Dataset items
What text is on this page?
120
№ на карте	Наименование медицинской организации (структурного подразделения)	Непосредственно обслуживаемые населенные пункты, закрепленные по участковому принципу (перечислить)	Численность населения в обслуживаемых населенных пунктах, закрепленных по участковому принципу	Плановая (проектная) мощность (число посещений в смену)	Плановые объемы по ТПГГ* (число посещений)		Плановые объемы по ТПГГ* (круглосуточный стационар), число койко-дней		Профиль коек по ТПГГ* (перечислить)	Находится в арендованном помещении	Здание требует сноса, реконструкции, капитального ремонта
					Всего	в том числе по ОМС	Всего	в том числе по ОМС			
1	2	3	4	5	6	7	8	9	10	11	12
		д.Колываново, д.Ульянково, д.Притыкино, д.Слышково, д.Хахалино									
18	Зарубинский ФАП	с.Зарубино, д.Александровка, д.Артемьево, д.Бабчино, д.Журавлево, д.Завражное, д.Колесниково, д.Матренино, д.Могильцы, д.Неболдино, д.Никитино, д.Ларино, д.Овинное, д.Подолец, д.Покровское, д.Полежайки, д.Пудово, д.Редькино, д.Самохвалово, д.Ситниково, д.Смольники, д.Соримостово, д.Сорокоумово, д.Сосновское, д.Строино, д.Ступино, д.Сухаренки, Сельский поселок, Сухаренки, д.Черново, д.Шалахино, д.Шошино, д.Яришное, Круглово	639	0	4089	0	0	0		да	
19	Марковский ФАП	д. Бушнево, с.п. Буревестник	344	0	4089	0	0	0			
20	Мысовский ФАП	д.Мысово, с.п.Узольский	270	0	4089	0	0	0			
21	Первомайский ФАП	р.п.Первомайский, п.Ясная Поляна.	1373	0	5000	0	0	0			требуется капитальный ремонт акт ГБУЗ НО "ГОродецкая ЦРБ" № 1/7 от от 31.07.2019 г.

_TASK TO COMPLETE_
Retype the listing above in full, with no alterations.

_TASK OUTPUT_
What text is on this page?
120
№ на карте	Наименование медицинской организации (структурного подразделения)	Непосредственно обслуживаемые населенные пункты, закрепленные по участковому принципу (перечислить)	Численность населения в обслуживаемых населенных пунктах, закрепленных по участковому принципу	Плановая (проектная) мощность (число посещений в смену)	Плановые объемы по ТПГГ* (число посещений)		Плановые объемы по ТПГГ* (круглосуточный стационар), число койко-дней		Профиль коек по ТПГГ* (перечислить)	Находится в арендованном помещении	Здание требует сноса, реконструкции, капитального ремонта
					Всего	в том числе по ОМС	Всего	в том числе по ОМС			
1	2	3	4	5	6	7	8	9	10	11	12
		д.Колываново, д.Ульянково, д.Притыкино, д.Слышково, д.Хахалино									
18	Зарубинский ФАП	с.Зарубино, д.Александровка, д.Артемьево, д.Бабчино, д.Журавлево, д.Завражное, д.Колесниково, д.Матренино, д.Могильцы, д.Неболдино, д.Никитино, д.Ларино, д.Овинное, д.Подолец, д.Покровское, д.Полежайки, д.Пудово, д.Редькино, д.Самохвалово, д.Ситниково, д.Смольники, д.Соримостово, д.Сорокоумово, д.Сосновское, д.Строино, д.Ступино, д.Сухаренки, Сельский поселок, Сухаренки, д.Черново, д.Шалахино, д.Шошино, д.Яришное, Круглово	639	0	4089	0	0	0		да	
19	Марковский ФАП	д. Бушнево, с.п. Буревестник	344	0	4089	0	0	0			
20	Мысовский ФАП	д.Мысово, с.п.Узольский	270	0	4089	0	0	0			
21	Первомайский ФАП	р.п.Первомайский, п.Ясная Поляна.	1373	0	5000	0	0	0			требуется капитальный ремонт акт ГБУЗ НО "ГОродецкая ЦРБ" № 1/7 от от 31.07.2019 г.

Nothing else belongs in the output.